* The problem:
Copy out the material below, switching "bbox" to "bounding box" and keeping everything else the same. Leave out the pictures.

* Dataset content:
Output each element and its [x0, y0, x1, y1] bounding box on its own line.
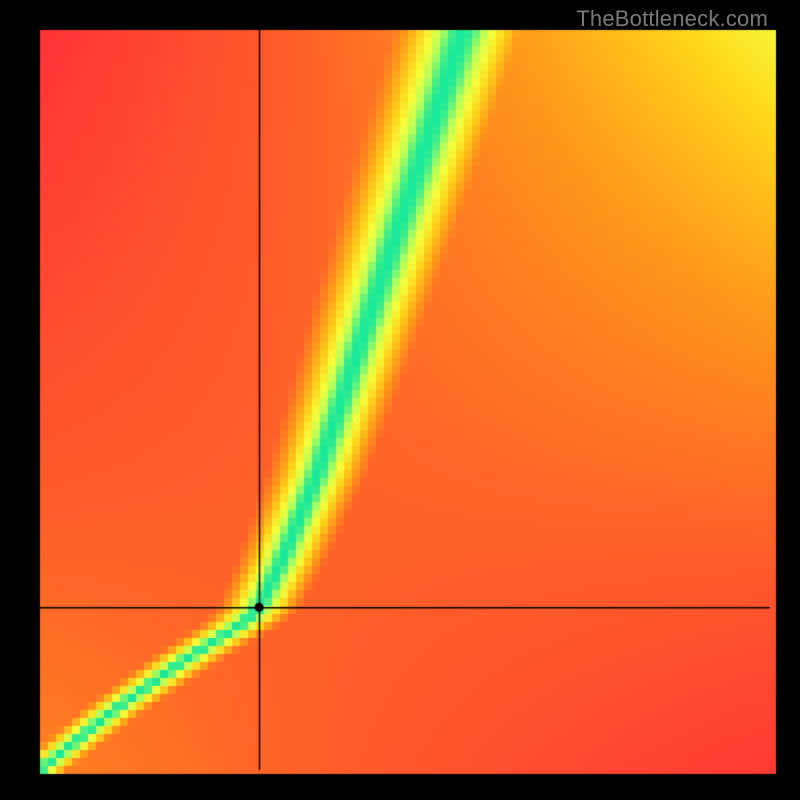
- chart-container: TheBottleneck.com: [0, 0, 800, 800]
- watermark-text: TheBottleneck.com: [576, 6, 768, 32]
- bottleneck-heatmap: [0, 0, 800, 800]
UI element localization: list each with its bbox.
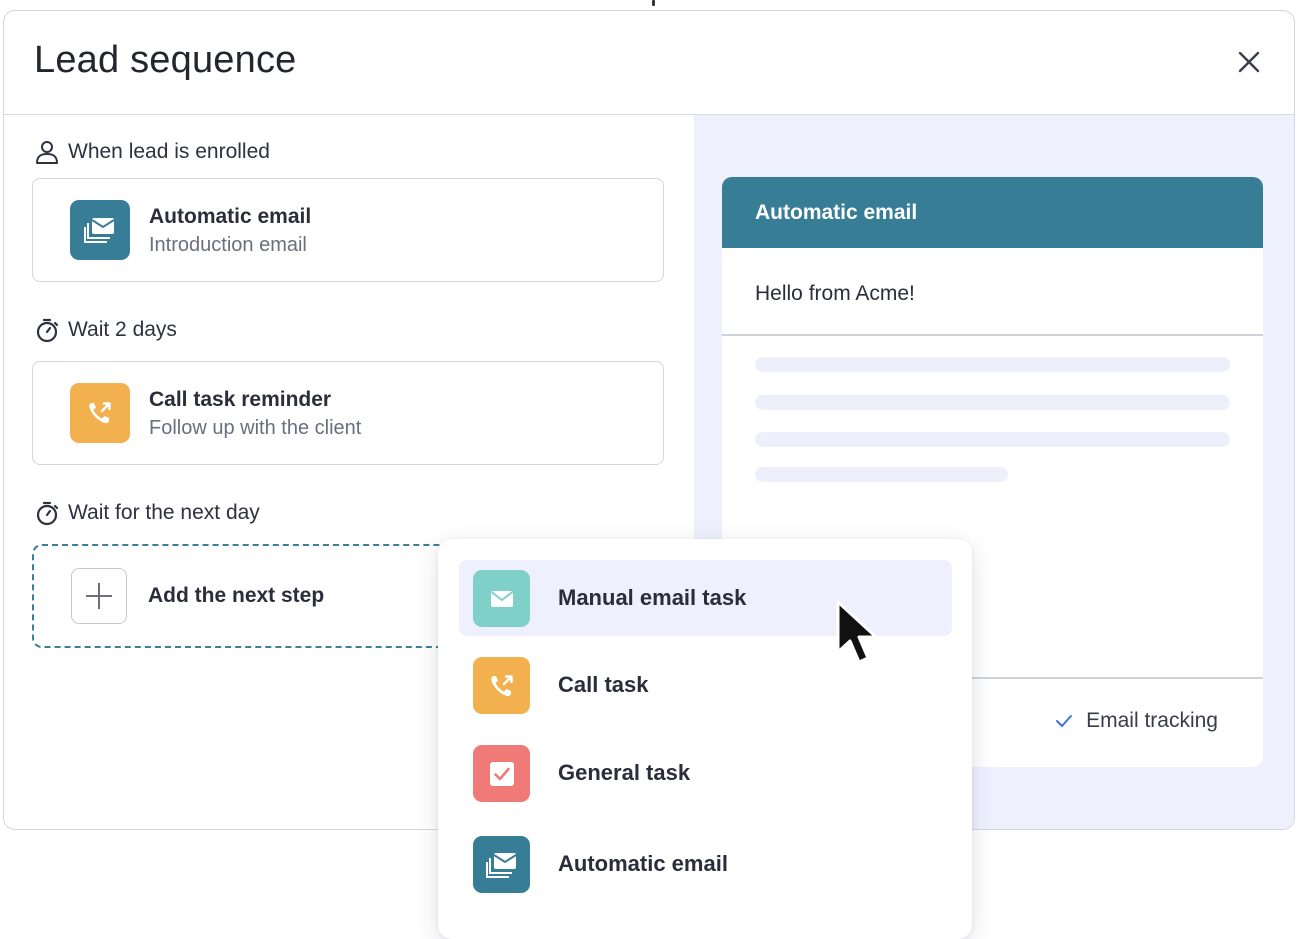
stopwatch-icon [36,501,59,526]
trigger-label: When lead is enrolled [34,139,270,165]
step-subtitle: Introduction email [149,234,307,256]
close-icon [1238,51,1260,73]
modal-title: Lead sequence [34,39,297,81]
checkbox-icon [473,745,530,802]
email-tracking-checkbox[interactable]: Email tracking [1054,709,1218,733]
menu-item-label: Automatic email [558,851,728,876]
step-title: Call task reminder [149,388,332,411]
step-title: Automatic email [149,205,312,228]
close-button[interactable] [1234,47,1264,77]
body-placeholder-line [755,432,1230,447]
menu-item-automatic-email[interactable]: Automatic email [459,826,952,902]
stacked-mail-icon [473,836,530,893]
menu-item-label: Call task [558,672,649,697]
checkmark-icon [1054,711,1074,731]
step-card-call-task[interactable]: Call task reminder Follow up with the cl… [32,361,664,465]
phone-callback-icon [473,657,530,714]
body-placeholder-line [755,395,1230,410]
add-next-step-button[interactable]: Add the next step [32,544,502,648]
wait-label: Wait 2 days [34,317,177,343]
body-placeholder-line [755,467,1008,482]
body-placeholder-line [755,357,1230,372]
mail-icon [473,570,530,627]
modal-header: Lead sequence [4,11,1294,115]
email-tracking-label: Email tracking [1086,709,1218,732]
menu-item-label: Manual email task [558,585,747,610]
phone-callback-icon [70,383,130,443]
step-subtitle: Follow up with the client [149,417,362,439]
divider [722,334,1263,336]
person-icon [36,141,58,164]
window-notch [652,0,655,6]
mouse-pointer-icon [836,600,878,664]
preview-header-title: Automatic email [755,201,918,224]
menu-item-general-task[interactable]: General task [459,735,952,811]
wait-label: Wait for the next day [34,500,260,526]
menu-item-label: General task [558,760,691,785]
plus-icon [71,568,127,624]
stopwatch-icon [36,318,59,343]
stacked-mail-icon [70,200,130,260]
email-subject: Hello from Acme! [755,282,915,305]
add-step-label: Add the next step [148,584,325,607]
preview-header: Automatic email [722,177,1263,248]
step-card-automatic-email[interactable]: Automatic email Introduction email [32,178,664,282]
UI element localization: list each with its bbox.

* Problem solution:
Output each element and its [x0, y0, x1, y1] bounding box on its own line.
- chart-container: TheBottleneck.com: [0, 0, 800, 800]
- watermark-text: TheBottleneck.com: [576, 6, 768, 32]
- bottleneck-heatmap: [0, 0, 800, 800]
UI element localization: list each with its bounding box.
stopwatch-icon [36,501,59,526]
trigger-label: When lead is enrolled [34,139,270,165]
step-subtitle: Introduction email [149,234,307,256]
close-icon [1238,51,1260,73]
modal-title: Lead sequence [34,39,297,81]
checkbox-icon [473,745,530,802]
email-tracking-checkbox[interactable]: Email tracking [1054,709,1218,733]
menu-item-label: Automatic email [558,851,728,876]
step-title: Call task reminder [149,388,332,411]
step-title: Automatic email [149,205,312,228]
close-button[interactable] [1234,47,1264,77]
body-placeholder-line [755,432,1230,447]
menu-item-automatic-email[interactable]: Automatic email [459,826,952,902]
stacked-mail-icon [473,836,530,893]
menu-item-label: Call task [558,672,649,697]
checkmark-icon [1054,711,1074,731]
step-card-call-task[interactable]: Call task reminder Follow up with the cl… [32,361,664,465]
phone-callback-icon [473,657,530,714]
body-placeholder-line [755,395,1230,410]
add-next-step-button[interactable]: Add the next step [32,544,502,648]
wait-label: Wait 2 days [34,317,177,343]
body-placeholder-line [755,467,1008,482]
body-placeholder-line [755,357,1230,372]
mail-icon [473,570,530,627]
modal-header: Lead sequence [4,11,1294,115]
email-tracking-label: Email tracking [1086,709,1218,732]
menu-item-label: Manual email task [558,585,747,610]
phone-callback-icon [70,383,130,443]
step-subtitle: Follow up with the client [149,417,362,439]
divider [722,334,1263,336]
person-icon [36,141,58,164]
window-notch [652,0,655,6]
mouse-pointer-icon [836,600,878,664]
preview-header-title: Automatic email [755,201,918,224]
menu-item-general-task[interactable]: General task [459,735,952,811]
wait-label: Wait for the next day [34,500,260,526]
menu-item-label: General task [558,760,691,785]
plus-icon [71,568,127,624]
stopwatch-icon [36,318,59,343]
stacked-mail-icon [70,200,130,260]
email-subject: Hello from Acme! [755,282,915,305]
add-step-label: Add the next step [148,584,325,607]
preview-header: Automatic email [722,177,1263,248]
step-card-automatic-email[interactable]: Automatic email Introduction email [32,178,664,282]
UI element localization: list each with its bounding box.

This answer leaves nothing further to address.